▸ **Problems to work on**
1. List every aim that the article on the federal data breach hearing says the proposed bill would seek to accomplish.
2. Using the article on the federal data breach hearing, decide whether each statement agrees with it. Answer yes or no for each, and quote the words that settle it.
(a) The hearing was the subcommittee's first of the 114th Congress.
(b) All four witnesses urged Congress to write harm triggers into the law.
(c) The planned bill would cover the banking industry.
3. Write the next part of the article on the federal data breach hearing, starting after its final sentence.

▸ **Text to read**
House Takes First Steps on Federal Data Breach Law

national data breach law

The U.S. House of Representatives Subcommittee on Commerce, Manufacturing and Trade today held preliminary hearings on drafting federal data breach notification legislation.

The House Subcommittee on Commerce, Manufacturing and Trade today held its first hearing of the 114th Congress in order to begin work on developing federal data breach legislation. Pre-hearing memos suggested that any data breach notification law would be primarily concerned with protecting consumers. However, under the guise of preventing so-called “over notification,” all but one witness served to protect business interests, urging Congress to limit notifications to those in which malicious intent is imminent.

Three of the four witnesses stressed the importance of writing “harm triggers” into the data breach law that would effectively allow businesses to stay mum about breaches in which the exposed data posed no apparent risk of future harm to affected consumers. Just one testifier noted that it is nearly impossible to forecast future malicious intent and argued that consumers have the right to know about any breach of their personal information regardless of perceived intent or malicious potential.

The hearing aimed to define the elements of a single, flexible data breach notification law on the federal level.  The bill would not address the health care or banking industries, which already have data breach notification laws in place. However, it would seek to establish triggers and timetables for notifying customers following a breach, determine whether a data security requirement would help limit the impact of breaches, define what sorts of exposed information are most likely to lead to identity theft and financial fraud and to reduce the complexity associated with existing laws while preventing customer over-notification. A draft notification bill should emerge sometime in the coming months.

▸ **Material supplied**
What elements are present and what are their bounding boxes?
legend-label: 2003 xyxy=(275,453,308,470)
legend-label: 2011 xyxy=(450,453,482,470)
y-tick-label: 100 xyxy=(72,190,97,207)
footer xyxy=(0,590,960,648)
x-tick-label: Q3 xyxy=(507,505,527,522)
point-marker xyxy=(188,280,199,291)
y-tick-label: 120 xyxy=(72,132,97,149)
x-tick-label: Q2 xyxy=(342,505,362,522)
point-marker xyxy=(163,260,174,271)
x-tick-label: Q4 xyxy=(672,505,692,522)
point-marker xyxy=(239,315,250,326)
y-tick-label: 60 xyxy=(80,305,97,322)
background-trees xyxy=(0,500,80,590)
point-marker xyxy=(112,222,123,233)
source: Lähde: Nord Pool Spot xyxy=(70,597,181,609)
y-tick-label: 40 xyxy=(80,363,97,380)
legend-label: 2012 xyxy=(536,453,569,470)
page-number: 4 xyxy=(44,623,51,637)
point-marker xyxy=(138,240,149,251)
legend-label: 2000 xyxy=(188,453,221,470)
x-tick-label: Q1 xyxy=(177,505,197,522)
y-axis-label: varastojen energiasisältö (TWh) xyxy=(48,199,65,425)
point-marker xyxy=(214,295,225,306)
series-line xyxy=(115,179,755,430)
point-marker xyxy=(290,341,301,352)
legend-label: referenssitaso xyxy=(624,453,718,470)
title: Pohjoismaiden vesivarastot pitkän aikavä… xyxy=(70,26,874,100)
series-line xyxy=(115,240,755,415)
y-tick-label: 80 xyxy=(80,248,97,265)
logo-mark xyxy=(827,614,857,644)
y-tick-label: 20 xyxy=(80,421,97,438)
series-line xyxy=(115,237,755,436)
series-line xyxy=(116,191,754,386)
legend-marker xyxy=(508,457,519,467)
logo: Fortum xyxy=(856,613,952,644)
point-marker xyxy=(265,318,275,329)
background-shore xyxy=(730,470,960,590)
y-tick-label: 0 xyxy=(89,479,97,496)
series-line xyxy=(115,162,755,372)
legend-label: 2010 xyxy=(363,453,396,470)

▸ **Outputs for the tasks**
1.
- Establish triggers and timetables for notifying customers following a breach
- Determine whether a data security requirement would help limit the impact of breaches
- Define what sorts of exposed information are most likely to lead to identity theft and financial fraud
- Reduce the complexity associated with existing laws while preventing customer over-notification

2.
(a) Yes: "held its first hearing of the 114th Congress"
(b) No: "Three of the four witnesses stressed the importance of writing “harm triggers” into the data breach law"
(c) No: "The bill would not address the health care or banking industries"

3.
Earlier this year and in his State of the Union address, President Barack Obama called on Congress to develop a bill that would standardize the requirements for when companies must notify customers of data breaches.

Presidential cybersecurity coordinator Michael Daniel explained in a Whitehouse.gov blog that the president’s proposal on security breach reporting would help consumers protect themselves against identity theft while also encouraging businesses to improve cybersecurity to better prevent identity theft.

“[Existing state] laws require businesses that have suffered an intrusion to notify consumers, if consumers’ personal information has been compromised,” Daniel explained. “The Administration’s updated proposal helps businesses and consumers by simplifying and standardizing the existing patchwork of 46 state laws (plus the District of Columbia and several territories) that contain data breach reporting requirements into one federal statute, and it puts in place a single, clear requirement to ensure that companies notify their employees and customers about security breaches on a timely basis.”

The Electronic Frontier Foundation was critical of the administration’s proposed legislation, calling it weaker than the current status quo. The EFF explained that most states already have data breach notification laws in place and that the president’s proposed legislation also infringes on states’ rights to protect their citizens in a number of places.

“The legislation proposed by President Obama would force companies handling 10,000 or more customers’ information (during a 12-month period) to disclose data breaches within 30 days,” EFF legislative analyst Mark Jaycox and staff attorney Lee Tien wrote. “Companies are allowed a few exceptions to the disclosure, but will be overseen by the Federal Trade Commission to ensure they comply. In an attempt to normalize across the land, the law would trump all state data breach laws—including stronger ones—and allow the government to stop any action brought by a state attorney general.”

Ultimately, both Congress and the president’s proposals intend to standardize the existing 47 separate state data breach laws into one federal law.

Rep. Frank Pallone (D-NJ) spoke to the EFF’s concerns in his opening statements, noting that he would not support any bill deemed to be weaker than his or any other state’s existing breach notification standards.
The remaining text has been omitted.